(Source records)
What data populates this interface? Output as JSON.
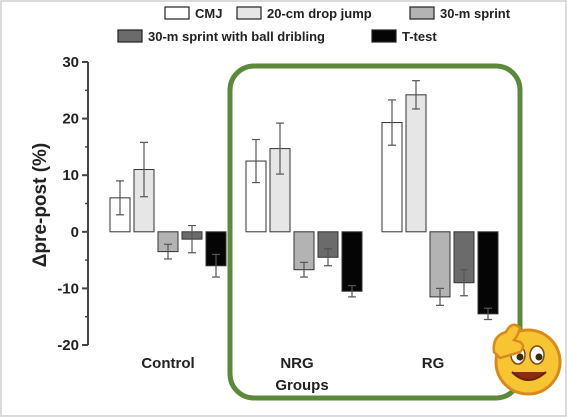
{
  "chart_data": {
    "type": "bar",
    "categories": [
      "Control",
      "NRG",
      "RG"
    ],
    "xlabel": "Groups",
    "ylabel": "Δpre-post (%)",
    "ylim": [
      -20,
      30
    ],
    "yticks": [
      -20,
      -10,
      0,
      10,
      20,
      30
    ],
    "grid": false,
    "legend_position": "top",
    "series": [
      {
        "name": "CMJ",
        "color": "#ffffff",
        "values": [
          6,
          12.5,
          19.3
        ],
        "errors": [
          3,
          3.8,
          4
        ]
      },
      {
        "name": "20-cm drop jump",
        "color": "#e6e6e6",
        "values": [
          11,
          14.7,
          24.2
        ],
        "errors": [
          4.8,
          4.5,
          2.5
        ]
      },
      {
        "name": "30-m sprint",
        "color": "#b3b3b3",
        "values": [
          -3.5,
          -6.7,
          -11.5
        ],
        "errors": [
          1.3,
          1.3,
          1.5
        ]
      },
      {
        "name": "30-m sprint with ball dribling",
        "color": "#6b6b6b",
        "values": [
          -1.3,
          -4.5,
          -9
        ],
        "errors": [
          2.4,
          1.5,
          2.3
        ]
      },
      {
        "name": "T-test",
        "color": "#050505",
        "values": [
          -6,
          -10.5,
          -14.5
        ],
        "errors": [
          2,
          1,
          1
        ]
      }
    ]
  },
  "decor": {
    "highlight_box_color": "#5b8a3a",
    "emoji_icon": "thumbs-up-emoji-icon"
  }
}
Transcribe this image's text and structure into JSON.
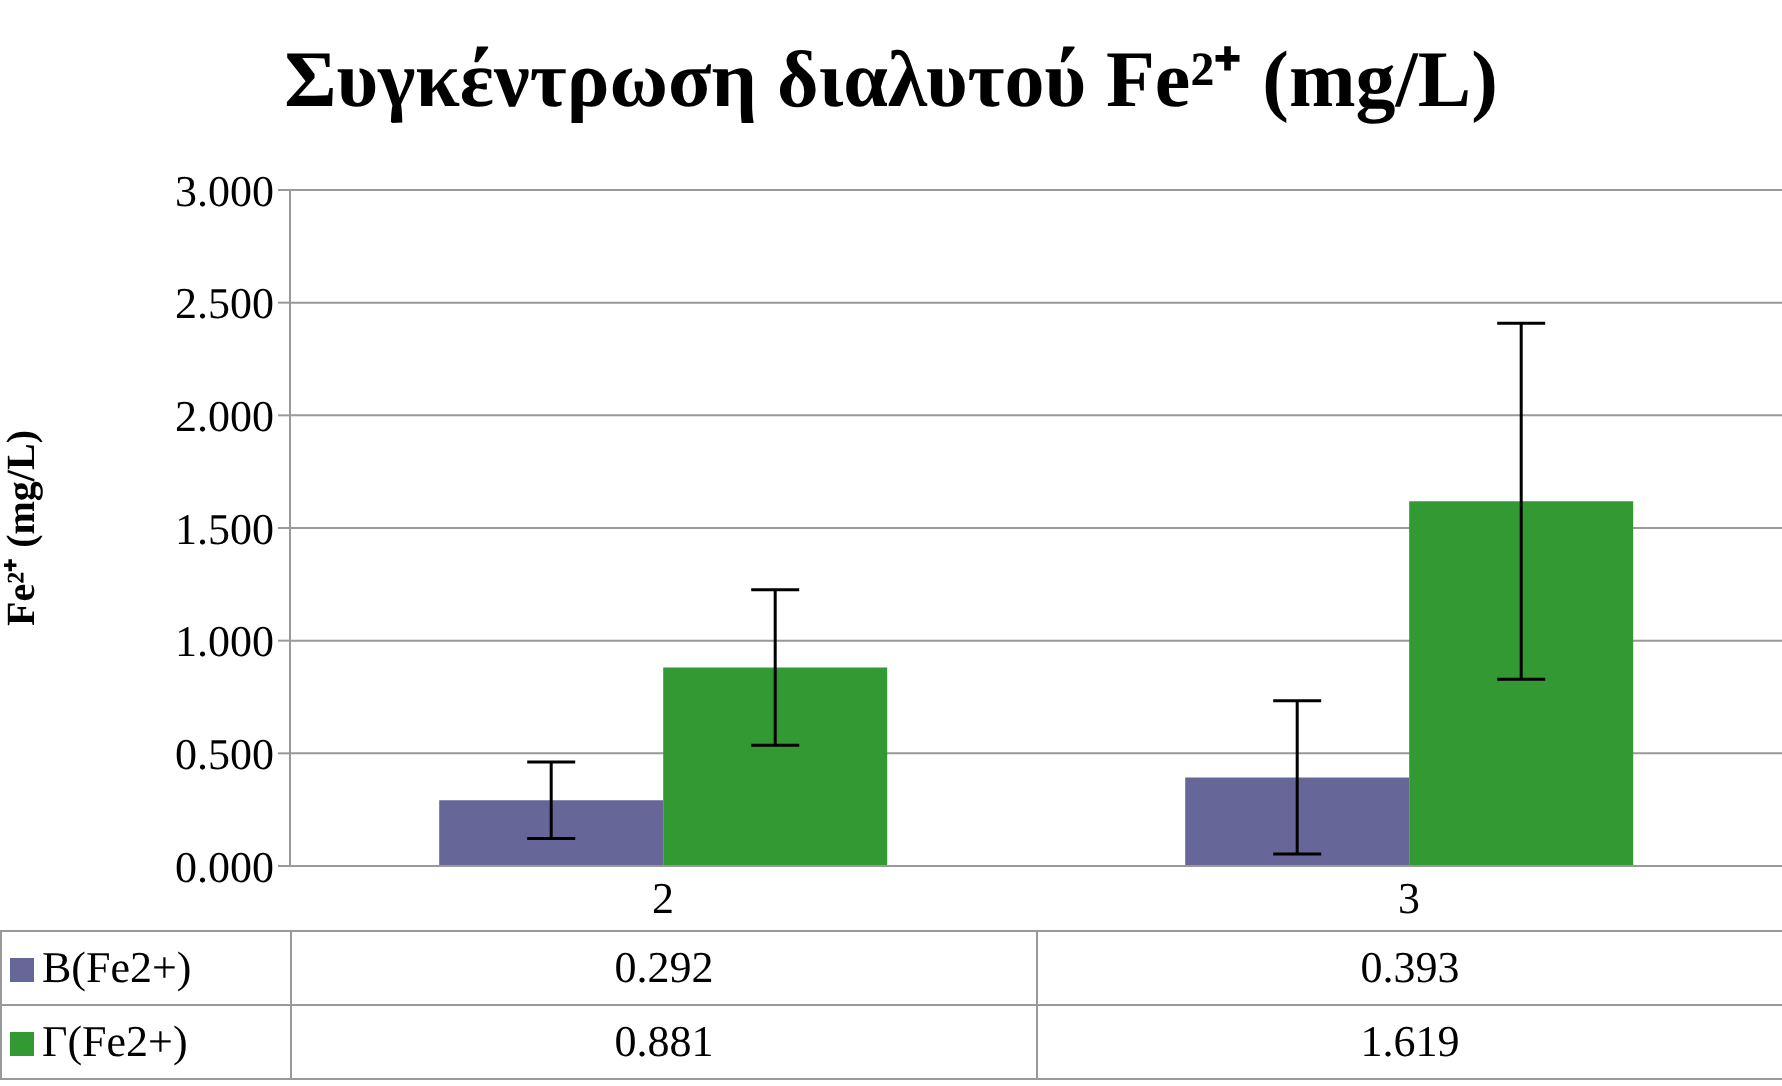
{
  "chart_data": {
    "type": "bar",
    "title": "Συγκέντρωση διαλυτού Fe²⁺ (mg/L)",
    "ylabel": "Fe²⁺ (mg/L)",
    "categories": [
      "2",
      "3"
    ],
    "series": [
      {
        "name": "B(Fe2+)",
        "color": "#666699",
        "values": [
          0.292,
          0.393
        ],
        "errors": [
          0.17,
          0.34
        ]
      },
      {
        "name": "Γ(Fe2+)",
        "color": "#339933",
        "values": [
          0.881,
          1.619
        ],
        "errors": [
          0.345,
          0.79
        ]
      }
    ],
    "ylim": [
      0,
      3
    ],
    "yticks": [
      {
        "value": 0,
        "label": "0.000"
      },
      {
        "value": 0.5,
        "label": "0.500"
      },
      {
        "value": 1,
        "label": "1.000"
      },
      {
        "value": 1.5,
        "label": "1.500"
      },
      {
        "value": 2,
        "label": "2.000"
      },
      {
        "value": 2.5,
        "label": "2.500"
      },
      {
        "value": 3,
        "label": "3.000"
      }
    ],
    "grid": "y",
    "legend": "bottom",
    "data_labels": true
  }
}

**Written problem:** Reproduce the material above exactly, but only from the line with "Transcribe this image's" through its last line, leaving pictures out.

**Written solution:**
Transcribe this image's text and structure into JSON.
{
  "chart_data": {
    "type": "bar",
    "title": "Συγκέντρωση διαλυτού Fe²⁺ (mg/L)",
    "ylabel": "Fe²⁺ (mg/L)",
    "categories": [
      "2",
      "3"
    ],
    "series": [
      {
        "name": "B(Fe2+)",
        "color": "#666699",
        "values": [
          0.292,
          0.393
        ],
        "errors": [
          0.17,
          0.34
        ]
      },
      {
        "name": "Γ(Fe2+)",
        "color": "#339933",
        "values": [
          0.881,
          1.619
        ],
        "errors": [
          0.345,
          0.79
        ]
      }
    ],
    "ylim": [
      0,
      3
    ],
    "yticks": [
      {
        "value": 0,
        "label": "0.000"
      },
      {
        "value": 0.5,
        "label": "0.500"
      },
      {
        "value": 1,
        "label": "1.000"
      },
      {
        "value": 1.5,
        "label": "1.500"
      },
      {
        "value": 2,
        "label": "2.000"
      },
      {
        "value": 2.5,
        "label": "2.500"
      },
      {
        "value": 3,
        "label": "3.000"
      }
    ],
    "grid": "y",
    "legend": "bottom",
    "data_labels": true
  }
}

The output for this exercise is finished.